* STATED PROBLEM
Go through the listing below and list every line with "title".

EXERCISE MATERIAL start

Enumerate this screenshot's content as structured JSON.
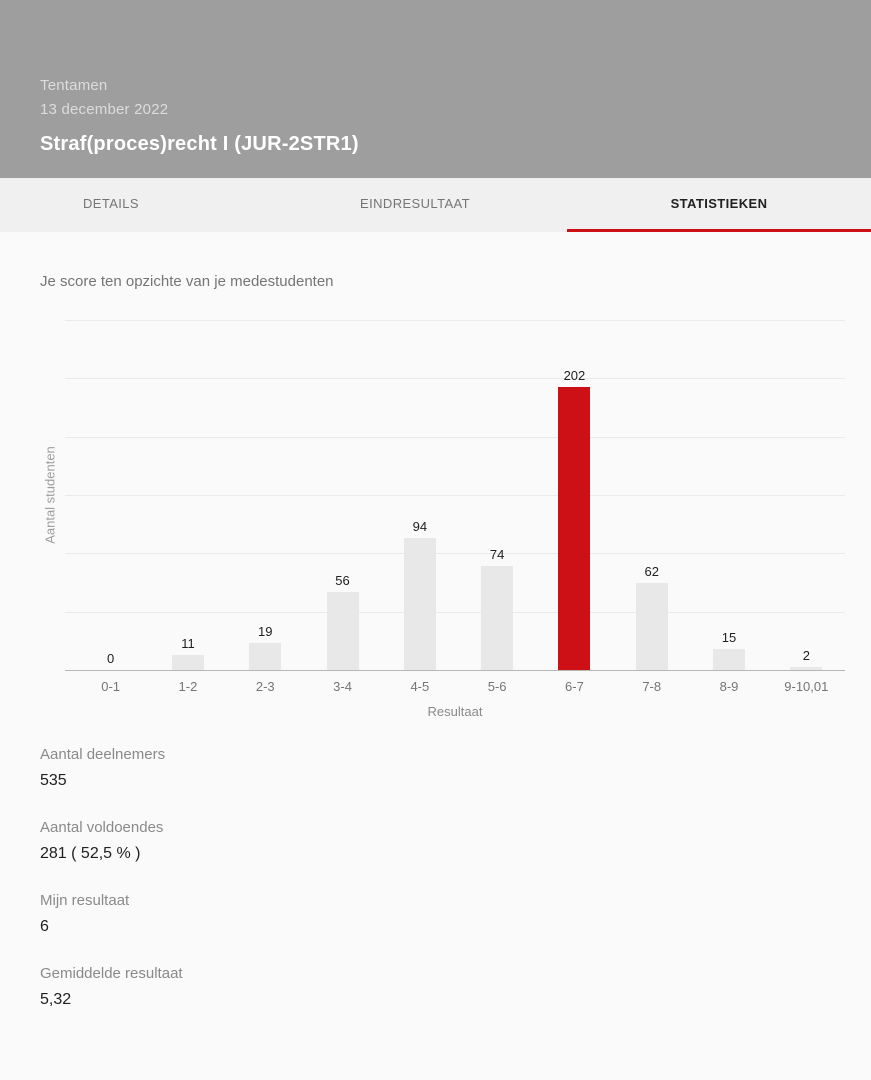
{
  "header": {
    "type_label": "Tentamen",
    "date": "13 december 2022",
    "title": "Straf(proces)recht I (JUR-2STR1)"
  },
  "tabs": [
    {
      "label": "DETAILS",
      "active": false
    },
    {
      "label": "EINDRESULTAAT",
      "active": false
    },
    {
      "label": "STATISTIEKEN",
      "active": true
    }
  ],
  "chart_data": {
    "type": "bar",
    "title": "Je score ten opzichte van je medestudenten",
    "categories": [
      "0-1",
      "1-2",
      "2-3",
      "3-4",
      "4-5",
      "5-6",
      "6-7",
      "7-8",
      "8-9",
      "9-10,01"
    ],
    "values": [
      0,
      11,
      19,
      56,
      94,
      74,
      202,
      62,
      15,
      2
    ],
    "highlight_index": 6,
    "xlabel": "Resultaat",
    "ylabel": "Aantal studenten",
    "ylim": [
      0,
      250
    ],
    "gridline_count": 7,
    "grid": true,
    "legend": "none",
    "bar_color": "#e8e8e8",
    "highlight_color": "#cc1016"
  },
  "stats": [
    {
      "label": "Aantal deelnemers",
      "value": "535"
    },
    {
      "label": "Aantal voldoendes",
      "value": "281 ( 52,5 % )"
    },
    {
      "label": "Mijn resultaat",
      "value": "6"
    },
    {
      "label": "Gemiddelde resultaat",
      "value": "5,32"
    }
  ],
  "colors": {
    "accent_red": "#cc1016",
    "header_gray": "#9e9e9e",
    "content_bg": "#fafafa",
    "tabbar_bg": "#f0f0f0"
  }
}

EXERCISE MATERIAL end

* REPLY
    "title": "Straf(proces)recht I (JUR-2STR1)"
    "title": "Je score ten opzichte van je medestudenten",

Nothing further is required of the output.